Data entries
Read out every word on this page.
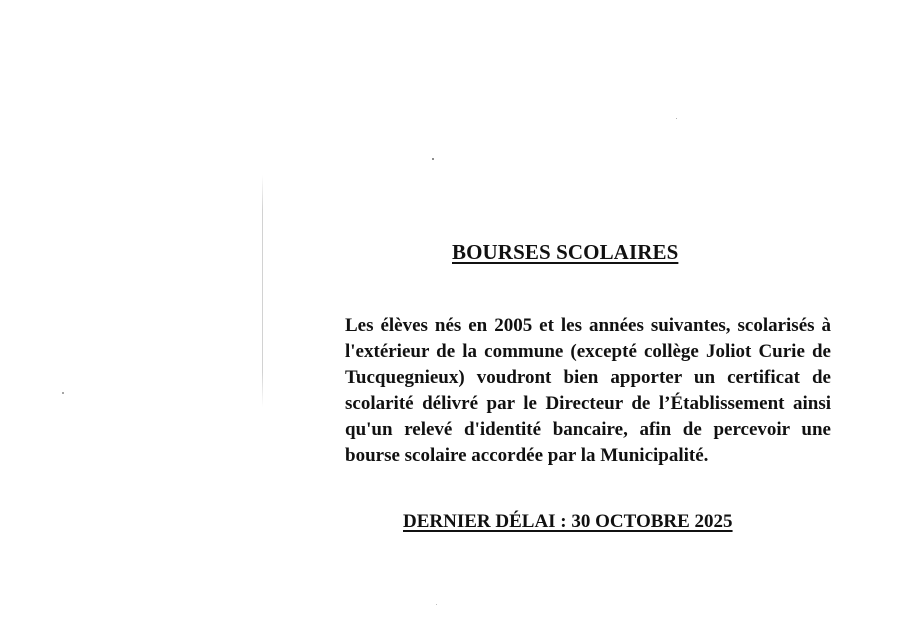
BOURSES SCOLAIRES

Les élèves nés en 2005 et les années suivantes, scolarisés à l'extérieur de la commune (excepté collège Joliot Curie de Tucquegnieux) voudront bien apporter un certificat de scolarité délivré par le Directeur de l’Établissement ainsi qu'un relevé d'identité bancaire, afin de percevoir une bourse scolaire accordée par la Municipalité.

DERNIER DÉLAI : 30 OCTOBRE 2025
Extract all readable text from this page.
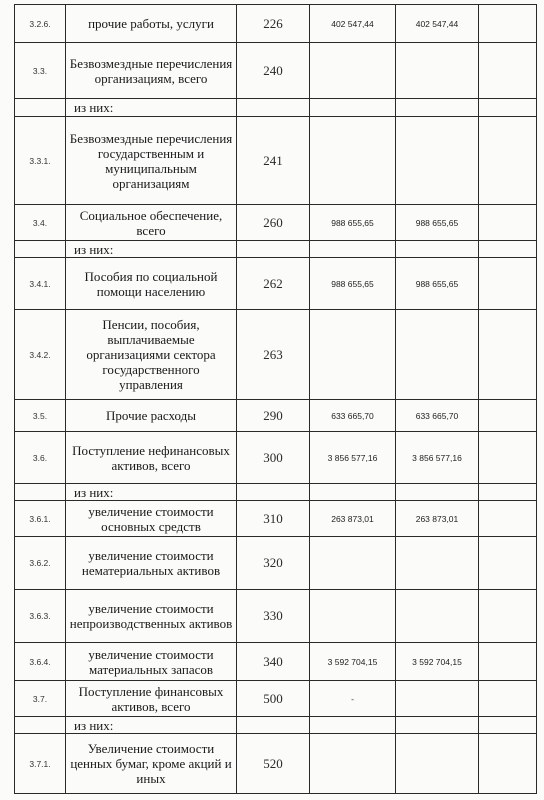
3.2.6.	прочие работы, услуги	226	402 547,44	402 547,44	
3.3.	Безвозмездные перечисления организациям, всего	240			
	из них:				
3.3.1.	Безвозмездные перечисления государственным и муниципальным организациям	241			
3.4.	Социальное обеспечение, всего	260	988 655,65	988 655,65	
	из них:				
3.4.1.	Пособия по социальной помощи населению	262	988 655,65	988 655,65	
3.4.2.	Пенсии, пособия, выплачиваемые организациями сектора государственного управления	263			
3.5.	Прочие расходы	290	633 665,70	633 665,70	
3.6.	Поступление нефинансовых активов, всего	300	3 856 577,16	3 856 577,16	
	из них:				
3.6.1.	увеличение стоимости основных средств	310	263 873,01	263 873,01	
3.6.2.	увеличение стоимости нематериальных активов	320			
3.6.3.	увеличение стоимости непроизводственных активов	330			
3.6.4.	увеличение стоимости материальных запасов	340	3 592 704,15	3 592 704,15	
3.7.	Поступление финансовых активов, всего	500	-		
	из них:				
3.7.1.	Увеличение стоимости ценных бумаг, кроме акций и иных	520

**Task description**
Quote the data above in full and without alteration; skip the pictures.

**Final result**
Read out every word on this page.
BOURSES SCOLAIRES

Les élèves nés en 2005 et les années suivantes, scolarisés à l'extérieur de la commune (excepté collège Joliot Curie de Tucquegnieux) voudront bien apporter un certificat de scolarité délivré par le Directeur de l’Établissement ainsi qu'un relevé d'identité bancaire, afin de percevoir une bourse scolaire accordée par la Municipalité.

DERNIER DÉLAI : 30 OCTOBRE 2025
Extract all readable text from this page.
3.2.6.	прочие работы, услуги	226	402 547,44	402 547,44	
3.3.	Безвозмездные перечисления организациям, всего	240			
	из них:				
3.3.1.	Безвозмездные перечисления государственным и муниципальным организациям	241			
3.4.	Социальное обеспечение, всего	260	988 655,65	988 655,65	
	из них:				
3.4.1.	Пособия по социальной помощи населению	262	988 655,65	988 655,65	
3.4.2.	Пенсии, пособия, выплачиваемые организациями сектора государственного управления	263			
3.5.	Прочие расходы	290	633 665,70	633 665,70	
3.6.	Поступление нефинансовых активов, всего	300	3 856 577,16	3 856 577,16	
	из них:				
3.6.1.	увеличение стоимости основных средств	310	263 873,01	263 873,01	
3.6.2.	увеличение стоимости нематериальных активов	320			
3.6.3.	увеличение стоимости непроизводственных активов	330			
3.6.4.	увеличение стоимости материальных запасов	340	3 592 704,15	3 592 704,15	
3.7.	Поступление финансовых активов, всего	500	-		
	из них:				
3.7.1.	Увеличение стоимости ценных бумаг, кроме акций и иных	520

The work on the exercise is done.